**Supplied information**
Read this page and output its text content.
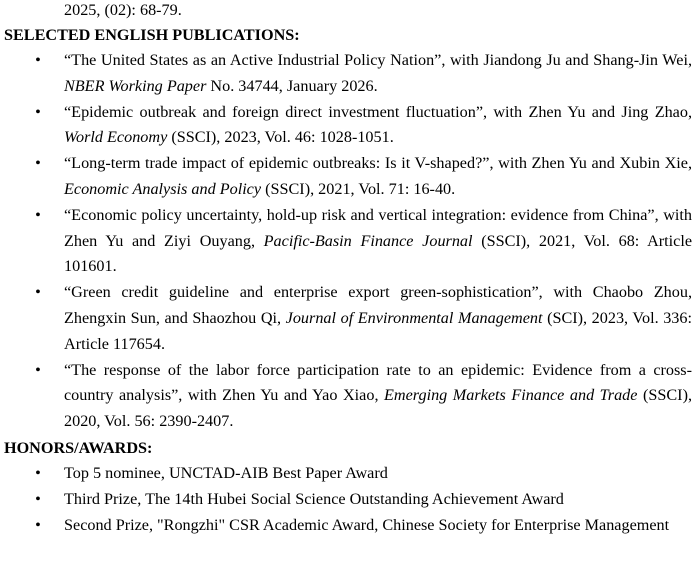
2025, (02): 68-79.

SELECTED ENGLISH PUBLICATIONS:
• “The United States as an Active Industrial Policy Nation”, with Jiandong Ju and Shang-Jin Wei, NBER Working Paper No. 34744, January 2026.
• “Epidemic outbreak and foreign direct investment fluctuation”, with Zhen Yu and Jing Zhao, World Economy (SSCI), 2023, Vol. 46: 1028-1051.
• “Long-term trade impact of epidemic outbreaks: Is it V-shaped?”, with Zhen Yu and Xubin Xie, Economic Analysis and Policy (SSCI), 2021, Vol. 71: 16-40.
• “Economic policy uncertainty, hold-up risk and vertical integration: evidence from China”, with Zhen Yu and Ziyi Ouyang, Pacific-Basin Finance Journal (SSCI), 2021, Vol. 68: Article 101601.
• “Green credit guideline and enterprise export green-sophistication”, with Chaobo Zhou, Zhengxin Sun, and Shaozhou Qi, Journal of Environmental Management (SCI), 2023, Vol. 336: Article 117654.
• “The response of the labor force participation rate to an epidemic: Evidence from a cross-country analysis”, with Zhen Yu and Yao Xiao, Emerging Markets Finance and Trade (SSCI), 2020, Vol. 56: 2390-2407.
HONORS/AWARDS:
• Top 5 nominee, UNCTAD-AIB Best Paper Award
• Third Prize, The 14th Hubei Social Science Outstanding Achievement Award
• Second Prize, "Rongzhi" CSR Academic Award, Chinese Society for Enterprise Management
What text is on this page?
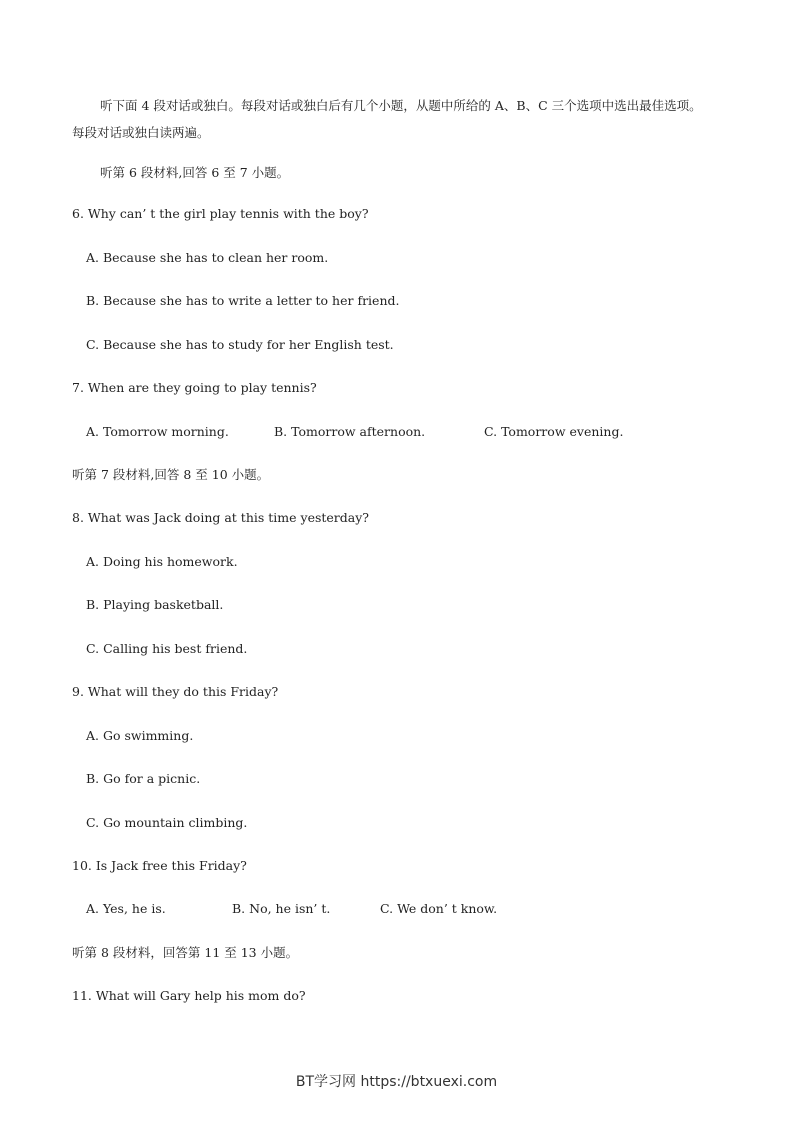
听下面 4 段对话或独白。每段对话或独白后有几个小题，从题中所给的 A、B、C 三个选项中选出最佳选项。每段对话或独白读两遍。
听第 6 段材料,回答 6 至 7 小题。
6. Why can’ t the girl play tennis with the boy?
A. Because she has to clean her room.
B. Because she has to write a letter to her friend.
C. Because she has to study for her English test.
7. When are they going to play tennis?
A. Tomorrow morning.	B. Tomorrow afternoon.	C. Tomorrow evening.
听第 7 段材料,回答 8 至 10 小题。
8. What was Jack doing at this time yesterday?
A. Doing his homework.
B. Playing basketball.
C. Calling his best friend.
9. What will they do this Friday?
A. Go swimming.
B. Go for a picnic.
C. Go mountain climbing.
10. Is Jack free this Friday?
A. Yes, he is.	B. No, he isn’ t.	C. We don’ t know.
听第 8 段材料，回答第 11 至 13 小题。
11. What will Gary help his mom do?
BT学习网 https://btxuexi.com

**Instructions to follow**
Pull out all lines from the entries above that include the word "What".

**The output**
What text is on this page?
8. What was Jack doing at this time yesterday?
9. What will they do this Friday?
11. What will Gary help his mom do?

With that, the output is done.